─── Entries supplied ───

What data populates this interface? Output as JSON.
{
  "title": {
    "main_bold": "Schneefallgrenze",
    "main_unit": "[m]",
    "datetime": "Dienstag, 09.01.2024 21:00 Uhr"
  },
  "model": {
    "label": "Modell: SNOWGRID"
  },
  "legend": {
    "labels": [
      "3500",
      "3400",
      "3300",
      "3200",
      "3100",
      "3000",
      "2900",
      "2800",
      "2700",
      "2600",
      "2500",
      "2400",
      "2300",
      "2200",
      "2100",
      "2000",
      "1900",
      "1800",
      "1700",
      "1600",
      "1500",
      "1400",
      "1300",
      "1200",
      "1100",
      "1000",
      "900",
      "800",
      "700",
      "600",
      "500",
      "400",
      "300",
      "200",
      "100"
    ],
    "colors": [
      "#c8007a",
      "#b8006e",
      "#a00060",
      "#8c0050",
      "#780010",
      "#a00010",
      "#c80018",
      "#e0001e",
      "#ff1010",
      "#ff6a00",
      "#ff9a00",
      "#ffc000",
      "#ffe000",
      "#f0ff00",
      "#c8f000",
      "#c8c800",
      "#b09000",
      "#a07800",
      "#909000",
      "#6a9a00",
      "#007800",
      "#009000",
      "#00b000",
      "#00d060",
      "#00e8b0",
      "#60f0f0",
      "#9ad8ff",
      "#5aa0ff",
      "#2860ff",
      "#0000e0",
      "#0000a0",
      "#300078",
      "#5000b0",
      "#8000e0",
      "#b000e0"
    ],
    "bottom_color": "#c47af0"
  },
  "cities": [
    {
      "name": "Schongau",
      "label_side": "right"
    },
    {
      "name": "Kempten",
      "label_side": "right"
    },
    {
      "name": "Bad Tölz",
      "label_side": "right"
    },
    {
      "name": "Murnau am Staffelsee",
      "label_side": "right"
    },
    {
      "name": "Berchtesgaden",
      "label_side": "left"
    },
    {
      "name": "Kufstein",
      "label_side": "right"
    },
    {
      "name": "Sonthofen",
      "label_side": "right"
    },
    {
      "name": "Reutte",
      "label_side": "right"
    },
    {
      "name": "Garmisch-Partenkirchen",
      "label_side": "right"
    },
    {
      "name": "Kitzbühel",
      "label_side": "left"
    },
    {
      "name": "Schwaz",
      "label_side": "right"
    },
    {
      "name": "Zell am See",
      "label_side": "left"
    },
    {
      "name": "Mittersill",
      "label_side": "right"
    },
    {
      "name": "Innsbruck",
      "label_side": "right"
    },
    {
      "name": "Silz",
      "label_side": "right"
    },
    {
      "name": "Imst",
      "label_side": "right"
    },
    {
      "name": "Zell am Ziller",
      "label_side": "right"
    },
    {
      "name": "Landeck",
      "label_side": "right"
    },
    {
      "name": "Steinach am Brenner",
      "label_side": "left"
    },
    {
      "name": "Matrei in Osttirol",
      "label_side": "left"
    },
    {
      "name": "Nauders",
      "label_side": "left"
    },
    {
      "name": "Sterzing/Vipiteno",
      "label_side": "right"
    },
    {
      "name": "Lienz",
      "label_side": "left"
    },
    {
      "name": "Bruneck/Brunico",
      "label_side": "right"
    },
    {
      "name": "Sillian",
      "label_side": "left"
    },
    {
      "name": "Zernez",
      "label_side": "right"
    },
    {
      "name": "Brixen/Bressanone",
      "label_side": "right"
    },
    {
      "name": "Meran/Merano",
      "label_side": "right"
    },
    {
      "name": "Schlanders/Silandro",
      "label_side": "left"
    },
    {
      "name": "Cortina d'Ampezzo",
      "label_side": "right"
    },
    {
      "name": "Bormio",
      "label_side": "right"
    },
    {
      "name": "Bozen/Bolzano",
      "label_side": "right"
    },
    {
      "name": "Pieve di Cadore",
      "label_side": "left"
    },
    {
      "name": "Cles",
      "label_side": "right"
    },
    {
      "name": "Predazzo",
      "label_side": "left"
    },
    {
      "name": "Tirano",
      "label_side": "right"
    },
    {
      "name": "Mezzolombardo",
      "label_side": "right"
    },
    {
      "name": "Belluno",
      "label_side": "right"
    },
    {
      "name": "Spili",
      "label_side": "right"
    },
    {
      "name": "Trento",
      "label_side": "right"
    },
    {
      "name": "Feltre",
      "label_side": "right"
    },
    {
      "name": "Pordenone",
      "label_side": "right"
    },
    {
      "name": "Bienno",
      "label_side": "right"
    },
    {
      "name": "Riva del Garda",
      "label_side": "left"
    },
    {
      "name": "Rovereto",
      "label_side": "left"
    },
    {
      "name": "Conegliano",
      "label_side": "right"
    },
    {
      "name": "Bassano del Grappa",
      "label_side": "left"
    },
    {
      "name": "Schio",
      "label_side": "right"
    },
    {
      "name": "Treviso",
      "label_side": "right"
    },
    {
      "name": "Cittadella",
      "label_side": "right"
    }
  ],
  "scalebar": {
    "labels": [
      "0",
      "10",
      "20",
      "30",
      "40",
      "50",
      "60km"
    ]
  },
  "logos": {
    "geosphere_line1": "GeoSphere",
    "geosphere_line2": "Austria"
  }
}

───

Prompt → From the records above, extract each line exactly as shown.

Solution below →
What data populates this interface? Output as JSON.
{
  "title": {
    "main_bold": "Schneefallgrenze",
    "main_unit": "[m]",
    "datetime": "Dienstag, 09.01.2024 21:00 Uhr"
  },
  "model": {
    "label": "Modell: SNOWGRID"
  },
  "legend": {
    "labels": [
      "3500",
      "3400",
      "3300",
      "3200",
      "3100",
      "3000",
      "2900",
      "2800",
      "2700",
      "2600",
      "2500",
      "2400",
      "2300",
      "2200",
      "2100",
      "2000",
      "1900",
      "1800",
      "1700",
      "1600",
      "1500",
      "1400",
      "1300",
      "1200",
      "1100",
      "1000",
      "900",
      "800",
      "700",
      "600",
      "500",
      "400",
      "300",
      "200",
      "100"
    ],
    "colors": [
      "#c8007a",
      "#b8006e",
      "#a00060",
      "#8c0050",
      "#780010",
      "#a00010",
      "#c80018",
      "#e0001e",
      "#ff1010",
      "#ff6a00",
      "#ff9a00",
      "#ffc000",
      "#ffe000",
      "#f0ff00",
      "#c8f000",
      "#c8c800",
      "#b09000",
      "#a07800",
      "#909000",
      "#6a9a00",
      "#007800",
      "#009000",
      "#00b000",
      "#00d060",
      "#00e8b0",
      "#60f0f0",
      "#9ad8ff",
      "#5aa0ff",
      "#2860ff",
      "#0000e0",
      "#0000a0",
      "#300078",
      "#5000b0",
      "#8000e0",
      "#b000e0"
    ],
    "bottom_color": "#c47af0"
  },
  "cities": [
    {
      "name": "Schongau",
      "label_side": "right"
    },
    {
      "name": "Kempten",
      "label_side": "right"
    },
    {
      "name": "Bad Tölz",
      "label_side": "right"
    },
    {
      "name": "Murnau am Staffelsee",
      "label_side": "right"
    },
    {
      "name": "Berchtesgaden",
      "label_side": "left"
    },
    {
      "name": "Kufstein",
      "label_side": "right"
    },
    {
      "name": "Sonthofen",
      "label_side": "right"
    },
    {
      "name": "Reutte",
      "label_side": "right"
    },
    {
      "name": "Garmisch-Partenkirchen",
      "label_side": "right"
    },
    {
      "name": "Kitzbühel",
      "label_side": "left"
    },
    {
      "name": "Schwaz",
      "label_side": "right"
    },
    {
      "name": "Zell am See",
      "label_side": "left"
    },
    {
      "name": "Mittersill",
      "label_side": "right"
    },
    {
      "name": "Innsbruck",
      "label_side": "right"
    },
    {
      "name": "Silz",
      "label_side": "right"
    },
    {
      "name": "Imst",
      "label_side": "right"
    },
    {
      "name": "Zell am Ziller",
      "label_side": "right"
    },
    {
      "name": "Landeck",
      "label_side": "right"
    },
    {
      "name": "Steinach am Brenner",
      "label_side": "left"
    },
    {
      "name": "Matrei in Osttirol",
      "label_side": "left"
    },
    {
      "name": "Nauders",
      "label_side": "left"
    },
    {
      "name": "Sterzing/Vipiteno",
      "label_side": "right"
    },
    {
      "name": "Lienz",
      "label_side": "left"
    },
    {
      "name": "Bruneck/Brunico",
      "label_side": "right"
    },
    {
      "name": "Sillian",
      "label_side": "left"
    },
    {
      "name": "Zernez",
      "label_side": "right"
    },
    {
      "name": "Brixen/Bressanone",
      "label_side": "right"
    },
    {
      "name": "Meran/Merano",
      "label_side": "right"
    },
    {
      "name": "Schlanders/Silandro",
      "label_side": "left"
    },
    {
      "name": "Cortina d'Ampezzo",
      "label_side": "right"
    },
    {
      "name": "Bormio",
      "label_side": "right"
    },
    {
      "name": "Bozen/Bolzano",
      "label_side": "right"
    },
    {
      "name": "Pieve di Cadore",
      "label_side": "left"
    },
    {
      "name": "Cles",
      "label_side": "right"
    },
    {
      "name": "Predazzo",
      "label_side": "left"
    },
    {
      "name": "Tirano",
      "label_side": "right"
    },
    {
      "name": "Mezzolombardo",
      "label_side": "right"
    },
    {
      "name": "Belluno",
      "label_side": "right"
    },
    {
      "name": "Spili",
      "label_side": "right"
    },
    {
      "name": "Trento",
      "label_side": "right"
    },
    {
      "name": "Feltre",
      "label_side": "right"
    },
    {
      "name": "Pordenone",
      "label_side": "right"
    },
    {
      "name": "Bienno",
      "label_side": "right"
    },
    {
      "name": "Riva del Garda",
      "label_side": "left"
    },
    {
      "name": "Rovereto",
      "label_side": "left"
    },
    {
      "name": "Conegliano",
      "label_side": "right"
    },
    {
      "name": "Bassano del Grappa",
      "label_side": "left"
    },
    {
      "name": "Schio",
      "label_side": "right"
    },
    {
      "name": "Treviso",
      "label_side": "right"
    },
    {
      "name": "Cittadella",
      "label_side": "right"
    }
  ],
  "scalebar": {
    "labels": [
      "0",
      "10",
      "20",
      "30",
      "40",
      "50",
      "60km"
    ]
  },
  "logos": {
    "geosphere_line1": "GeoSphere",
    "geosphere_line2": "Austria"
  }
}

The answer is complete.